_Stated task_
Do any lines in the data below contain "JSON"? If so, copy every one of them.
────────────────────
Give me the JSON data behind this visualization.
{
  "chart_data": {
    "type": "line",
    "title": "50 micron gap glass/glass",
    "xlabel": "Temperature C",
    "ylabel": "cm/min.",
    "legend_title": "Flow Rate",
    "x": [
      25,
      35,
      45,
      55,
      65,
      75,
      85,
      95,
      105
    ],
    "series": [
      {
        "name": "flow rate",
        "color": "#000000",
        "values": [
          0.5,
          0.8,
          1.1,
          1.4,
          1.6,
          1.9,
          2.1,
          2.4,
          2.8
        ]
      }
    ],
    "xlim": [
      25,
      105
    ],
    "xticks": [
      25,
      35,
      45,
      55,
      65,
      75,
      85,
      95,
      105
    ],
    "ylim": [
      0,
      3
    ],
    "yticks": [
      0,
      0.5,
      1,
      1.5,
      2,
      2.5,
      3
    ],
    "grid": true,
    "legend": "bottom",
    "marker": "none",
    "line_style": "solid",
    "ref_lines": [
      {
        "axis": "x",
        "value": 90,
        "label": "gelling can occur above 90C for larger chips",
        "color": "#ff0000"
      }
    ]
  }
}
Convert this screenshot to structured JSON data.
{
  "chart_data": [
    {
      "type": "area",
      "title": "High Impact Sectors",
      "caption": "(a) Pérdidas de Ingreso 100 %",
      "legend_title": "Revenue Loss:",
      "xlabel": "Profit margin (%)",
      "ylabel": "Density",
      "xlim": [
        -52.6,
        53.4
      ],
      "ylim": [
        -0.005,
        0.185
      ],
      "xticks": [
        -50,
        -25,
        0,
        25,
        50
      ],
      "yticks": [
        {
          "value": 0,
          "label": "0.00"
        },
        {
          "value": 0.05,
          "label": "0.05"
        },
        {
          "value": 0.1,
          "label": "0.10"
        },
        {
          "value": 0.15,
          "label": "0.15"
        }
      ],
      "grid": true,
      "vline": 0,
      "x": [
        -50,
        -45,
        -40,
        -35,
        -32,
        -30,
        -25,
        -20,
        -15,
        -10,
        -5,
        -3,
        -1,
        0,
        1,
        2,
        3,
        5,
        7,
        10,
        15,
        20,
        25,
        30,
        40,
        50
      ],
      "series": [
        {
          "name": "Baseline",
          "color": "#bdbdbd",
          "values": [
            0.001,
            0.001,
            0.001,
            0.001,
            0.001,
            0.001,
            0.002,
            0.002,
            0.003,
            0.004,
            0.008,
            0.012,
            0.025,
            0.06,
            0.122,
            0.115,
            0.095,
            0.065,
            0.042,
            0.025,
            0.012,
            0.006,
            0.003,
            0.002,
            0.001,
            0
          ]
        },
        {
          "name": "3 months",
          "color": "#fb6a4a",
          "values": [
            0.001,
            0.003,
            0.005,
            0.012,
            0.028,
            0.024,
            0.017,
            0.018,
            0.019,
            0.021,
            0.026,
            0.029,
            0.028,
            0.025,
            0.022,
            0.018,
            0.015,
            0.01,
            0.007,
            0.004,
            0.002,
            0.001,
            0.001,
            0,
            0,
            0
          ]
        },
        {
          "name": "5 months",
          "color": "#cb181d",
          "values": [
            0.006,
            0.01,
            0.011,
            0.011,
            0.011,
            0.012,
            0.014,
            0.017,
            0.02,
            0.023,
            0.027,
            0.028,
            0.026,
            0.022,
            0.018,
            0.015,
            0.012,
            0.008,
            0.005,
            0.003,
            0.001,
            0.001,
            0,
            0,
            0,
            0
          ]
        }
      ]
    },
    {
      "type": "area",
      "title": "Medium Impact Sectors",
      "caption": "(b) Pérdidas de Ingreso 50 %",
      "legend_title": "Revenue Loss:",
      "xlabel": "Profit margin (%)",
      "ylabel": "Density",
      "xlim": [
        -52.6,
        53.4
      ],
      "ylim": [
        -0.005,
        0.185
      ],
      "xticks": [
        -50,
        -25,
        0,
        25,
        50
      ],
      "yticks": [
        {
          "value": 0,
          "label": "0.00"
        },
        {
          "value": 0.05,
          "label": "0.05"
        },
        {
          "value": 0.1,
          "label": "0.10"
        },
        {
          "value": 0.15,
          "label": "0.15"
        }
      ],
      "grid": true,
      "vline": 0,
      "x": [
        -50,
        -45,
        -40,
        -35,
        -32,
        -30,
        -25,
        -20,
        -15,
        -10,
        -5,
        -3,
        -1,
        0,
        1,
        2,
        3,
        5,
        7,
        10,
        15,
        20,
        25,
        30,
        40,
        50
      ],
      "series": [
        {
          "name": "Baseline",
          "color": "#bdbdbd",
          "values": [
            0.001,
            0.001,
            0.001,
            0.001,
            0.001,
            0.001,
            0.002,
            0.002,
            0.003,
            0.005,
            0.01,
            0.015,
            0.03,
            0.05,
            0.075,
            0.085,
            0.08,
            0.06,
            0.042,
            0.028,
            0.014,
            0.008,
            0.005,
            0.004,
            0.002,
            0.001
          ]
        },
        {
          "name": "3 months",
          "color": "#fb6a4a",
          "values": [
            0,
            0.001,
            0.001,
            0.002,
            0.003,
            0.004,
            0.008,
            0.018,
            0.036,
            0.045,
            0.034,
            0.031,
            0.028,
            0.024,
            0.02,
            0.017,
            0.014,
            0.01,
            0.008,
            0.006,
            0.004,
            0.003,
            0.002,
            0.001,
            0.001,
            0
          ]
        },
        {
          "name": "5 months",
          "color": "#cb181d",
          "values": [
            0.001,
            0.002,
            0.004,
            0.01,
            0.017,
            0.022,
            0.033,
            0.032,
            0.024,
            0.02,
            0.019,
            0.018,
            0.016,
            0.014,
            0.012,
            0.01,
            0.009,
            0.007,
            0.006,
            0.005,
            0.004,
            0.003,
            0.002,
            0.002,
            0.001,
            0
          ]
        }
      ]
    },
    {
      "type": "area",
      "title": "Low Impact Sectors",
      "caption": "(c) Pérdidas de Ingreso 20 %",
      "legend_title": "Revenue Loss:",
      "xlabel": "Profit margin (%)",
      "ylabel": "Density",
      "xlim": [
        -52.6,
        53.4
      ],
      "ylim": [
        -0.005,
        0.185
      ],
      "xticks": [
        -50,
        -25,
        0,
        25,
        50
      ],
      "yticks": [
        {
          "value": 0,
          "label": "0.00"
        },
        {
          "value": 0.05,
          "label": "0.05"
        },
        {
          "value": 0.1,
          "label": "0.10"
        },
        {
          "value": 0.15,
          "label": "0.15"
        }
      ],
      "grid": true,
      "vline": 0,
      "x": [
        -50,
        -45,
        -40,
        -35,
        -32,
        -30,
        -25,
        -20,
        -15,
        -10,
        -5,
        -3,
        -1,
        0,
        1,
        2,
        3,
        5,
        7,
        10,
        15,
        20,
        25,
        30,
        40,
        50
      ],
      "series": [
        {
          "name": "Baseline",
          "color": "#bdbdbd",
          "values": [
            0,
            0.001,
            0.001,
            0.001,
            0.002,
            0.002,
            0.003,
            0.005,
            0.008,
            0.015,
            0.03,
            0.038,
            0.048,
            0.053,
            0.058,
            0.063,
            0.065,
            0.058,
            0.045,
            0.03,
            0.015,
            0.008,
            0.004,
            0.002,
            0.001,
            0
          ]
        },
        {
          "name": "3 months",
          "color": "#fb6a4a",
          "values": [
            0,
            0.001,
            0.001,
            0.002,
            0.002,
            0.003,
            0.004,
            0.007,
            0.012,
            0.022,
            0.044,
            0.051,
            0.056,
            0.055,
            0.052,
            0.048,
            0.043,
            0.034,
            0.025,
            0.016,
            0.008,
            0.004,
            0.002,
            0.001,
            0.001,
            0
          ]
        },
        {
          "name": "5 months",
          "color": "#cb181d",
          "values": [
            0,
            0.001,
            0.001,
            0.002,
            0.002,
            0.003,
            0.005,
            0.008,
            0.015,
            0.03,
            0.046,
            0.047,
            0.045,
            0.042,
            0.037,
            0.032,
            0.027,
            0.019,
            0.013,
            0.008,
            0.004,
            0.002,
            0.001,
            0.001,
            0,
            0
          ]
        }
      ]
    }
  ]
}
────────────────────
_Solution below_
Give me the JSON data behind this visualization.
Convert this screenshot to structured JSON data.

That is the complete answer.